What this task involves: Find the line containing "What does this". Reproduce it and every line after it up to the end of the records, exactly as written.

↓

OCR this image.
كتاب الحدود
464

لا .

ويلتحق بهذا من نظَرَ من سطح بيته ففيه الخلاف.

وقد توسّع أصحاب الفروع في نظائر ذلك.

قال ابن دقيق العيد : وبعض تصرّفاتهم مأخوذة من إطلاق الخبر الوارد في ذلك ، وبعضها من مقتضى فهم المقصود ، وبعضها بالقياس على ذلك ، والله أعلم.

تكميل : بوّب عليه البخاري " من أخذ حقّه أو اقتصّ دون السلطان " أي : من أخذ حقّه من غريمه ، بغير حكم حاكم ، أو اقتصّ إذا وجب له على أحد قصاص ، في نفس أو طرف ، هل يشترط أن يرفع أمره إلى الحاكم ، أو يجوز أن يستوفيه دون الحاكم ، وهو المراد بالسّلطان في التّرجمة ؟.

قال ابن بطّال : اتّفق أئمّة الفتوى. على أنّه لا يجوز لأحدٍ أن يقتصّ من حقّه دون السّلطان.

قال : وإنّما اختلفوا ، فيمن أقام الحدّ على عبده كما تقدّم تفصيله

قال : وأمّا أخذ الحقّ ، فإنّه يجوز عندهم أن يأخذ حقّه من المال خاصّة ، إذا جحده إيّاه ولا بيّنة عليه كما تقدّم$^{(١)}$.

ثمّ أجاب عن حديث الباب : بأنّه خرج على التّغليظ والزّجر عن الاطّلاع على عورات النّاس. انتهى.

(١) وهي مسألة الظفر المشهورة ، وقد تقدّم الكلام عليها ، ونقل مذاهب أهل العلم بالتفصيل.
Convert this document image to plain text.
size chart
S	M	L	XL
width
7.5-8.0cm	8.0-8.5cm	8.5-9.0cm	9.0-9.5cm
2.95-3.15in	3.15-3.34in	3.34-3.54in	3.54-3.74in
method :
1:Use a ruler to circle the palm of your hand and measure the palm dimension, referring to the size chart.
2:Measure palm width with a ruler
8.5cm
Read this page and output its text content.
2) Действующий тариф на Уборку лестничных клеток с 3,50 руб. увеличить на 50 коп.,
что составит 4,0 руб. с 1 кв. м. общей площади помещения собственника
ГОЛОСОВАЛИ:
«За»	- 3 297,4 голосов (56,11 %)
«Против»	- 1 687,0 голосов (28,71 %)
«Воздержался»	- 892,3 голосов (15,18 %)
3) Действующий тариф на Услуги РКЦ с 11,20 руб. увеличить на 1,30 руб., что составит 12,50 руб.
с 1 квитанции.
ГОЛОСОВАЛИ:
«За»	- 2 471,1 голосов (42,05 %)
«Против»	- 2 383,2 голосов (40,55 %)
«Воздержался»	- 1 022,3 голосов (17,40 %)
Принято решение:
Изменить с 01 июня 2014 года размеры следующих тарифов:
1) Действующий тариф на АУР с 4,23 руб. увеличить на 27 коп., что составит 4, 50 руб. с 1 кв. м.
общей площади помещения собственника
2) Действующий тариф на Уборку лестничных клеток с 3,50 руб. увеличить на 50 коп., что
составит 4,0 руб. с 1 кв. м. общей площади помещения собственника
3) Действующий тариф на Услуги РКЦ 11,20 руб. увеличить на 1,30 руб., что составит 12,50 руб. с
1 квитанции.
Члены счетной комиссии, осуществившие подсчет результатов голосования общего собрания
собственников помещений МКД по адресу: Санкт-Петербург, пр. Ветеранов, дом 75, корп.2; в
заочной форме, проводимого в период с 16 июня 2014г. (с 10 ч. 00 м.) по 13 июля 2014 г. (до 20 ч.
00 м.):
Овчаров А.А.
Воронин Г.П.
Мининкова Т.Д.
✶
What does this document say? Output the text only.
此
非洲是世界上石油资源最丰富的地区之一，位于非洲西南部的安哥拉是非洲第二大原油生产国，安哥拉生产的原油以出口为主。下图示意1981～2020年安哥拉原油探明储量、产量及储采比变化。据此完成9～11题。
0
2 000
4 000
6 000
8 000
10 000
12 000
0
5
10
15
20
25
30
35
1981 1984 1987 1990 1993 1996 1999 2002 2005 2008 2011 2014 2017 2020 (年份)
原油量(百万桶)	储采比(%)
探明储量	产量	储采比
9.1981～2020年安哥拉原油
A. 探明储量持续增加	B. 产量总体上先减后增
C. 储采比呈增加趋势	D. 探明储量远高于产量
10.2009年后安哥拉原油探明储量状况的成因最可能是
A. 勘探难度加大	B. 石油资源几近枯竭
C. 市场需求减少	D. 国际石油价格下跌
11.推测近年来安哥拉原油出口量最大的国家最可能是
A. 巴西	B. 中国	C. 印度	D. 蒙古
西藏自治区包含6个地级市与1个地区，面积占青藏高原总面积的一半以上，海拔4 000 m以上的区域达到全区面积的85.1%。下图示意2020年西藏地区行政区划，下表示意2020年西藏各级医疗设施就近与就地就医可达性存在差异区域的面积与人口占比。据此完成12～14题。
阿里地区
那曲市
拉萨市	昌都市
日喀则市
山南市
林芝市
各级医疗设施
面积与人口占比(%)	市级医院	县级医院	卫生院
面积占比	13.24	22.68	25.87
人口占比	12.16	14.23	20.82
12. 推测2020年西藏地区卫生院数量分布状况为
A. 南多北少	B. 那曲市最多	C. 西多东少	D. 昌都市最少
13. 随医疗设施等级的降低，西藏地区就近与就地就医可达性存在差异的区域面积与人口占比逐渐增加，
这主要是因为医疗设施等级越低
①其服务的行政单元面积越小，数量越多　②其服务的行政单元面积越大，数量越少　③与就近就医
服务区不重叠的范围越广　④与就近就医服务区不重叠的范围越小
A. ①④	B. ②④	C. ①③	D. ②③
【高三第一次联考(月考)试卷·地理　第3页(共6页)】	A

↑

Correct result:
What does this document say? Output the text only.
此
非洲是世界上石油资源最丰富的地区之一，位于非洲西南部的安哥拉是非洲第二大原油生产国，安哥拉生产的原油以出口为主。下图示意1981～2020年安哥拉原油探明储量、产量及储采比变化。据此完成9～11题。
0
2 000
4 000
6 000
8 000
10 000
12 000
0
5
10
15
20
25
30
35
1981 1984 1987 1990 1993 1996 1999 2002 2005 2008 2011 2014 2017 2020 (年份)
原油量(百万桶)	储采比(%)
探明储量	产量	储采比
9.1981～2020年安哥拉原油
A. 探明储量持续增加	B. 产量总体上先减后增
C. 储采比呈增加趋势	D. 探明储量远高于产量
10.2009年后安哥拉原油探明储量状况的成因最可能是
A. 勘探难度加大	B. 石油资源几近枯竭
C. 市场需求减少	D. 国际石油价格下跌
11.推测近年来安哥拉原油出口量最大的国家最可能是
A. 巴西	B. 中国	C. 印度	D. 蒙古
西藏自治区包含6个地级市与1个地区，面积占青藏高原总面积的一半以上，海拔4 000 m以上的区域达到全区面积的85.1%。下图示意2020年西藏地区行政区划，下表示意2020年西藏各级医疗设施就近与就地就医可达性存在差异区域的面积与人口占比。据此完成12～14题。
阿里地区
那曲市
拉萨市	昌都市
日喀则市
山南市
林芝市
各级医疗设施
面积与人口占比(%)	市级医院	县级医院	卫生院
面积占比	13.24	22.68	25.87
人口占比	12.16	14.23	20.82
12. 推测2020年西藏地区卫生院数量分布状况为
A. 南多北少	B. 那曲市最多	C. 西多东少	D. 昌都市最少
13. 随医疗设施等级的降低，西藏地区就近与就地就医可达性存在差异的区域面积与人口占比逐渐增加，
这主要是因为医疗设施等级越低
①其服务的行政单元面积越小，数量越多　②其服务的行政单元面积越大，数量越少　③与就近就医
服务区不重叠的范围越广　④与就近就医服务区不重叠的范围越小
A. ①④	B. ②④	C. ①③	D. ②③
【高三第一次联考(月考)试卷·地理　第3页(共6页)】	A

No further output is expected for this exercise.